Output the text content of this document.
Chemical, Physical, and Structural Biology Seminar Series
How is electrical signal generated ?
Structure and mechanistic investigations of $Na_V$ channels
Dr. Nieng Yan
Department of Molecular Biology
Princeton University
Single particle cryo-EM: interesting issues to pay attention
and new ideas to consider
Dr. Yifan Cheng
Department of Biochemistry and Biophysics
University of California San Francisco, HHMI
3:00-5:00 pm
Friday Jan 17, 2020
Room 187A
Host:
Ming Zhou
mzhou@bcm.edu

= = =

What this task involves> Each line of the material should be duplicated exactly, please.

Response to this task>
Output the text content of this document.
Chemical, Physical, and Structural Biology Seminar Series
How is electrical signal generated ?
Structure and mechanistic investigations of $Na_V$ channels
Dr. Nieng Yan
Department of Molecular Biology
Princeton University
Single particle cryo-EM: interesting issues to pay attention
and new ideas to consider
Dr. Yifan Cheng
Department of Biochemistry and Biophysics
University of California San Francisco, HHMI
3:00-5:00 pm
Friday Jan 17, 2020
Room 187A
Host:
Ming Zhou
mzhou@bcm.edu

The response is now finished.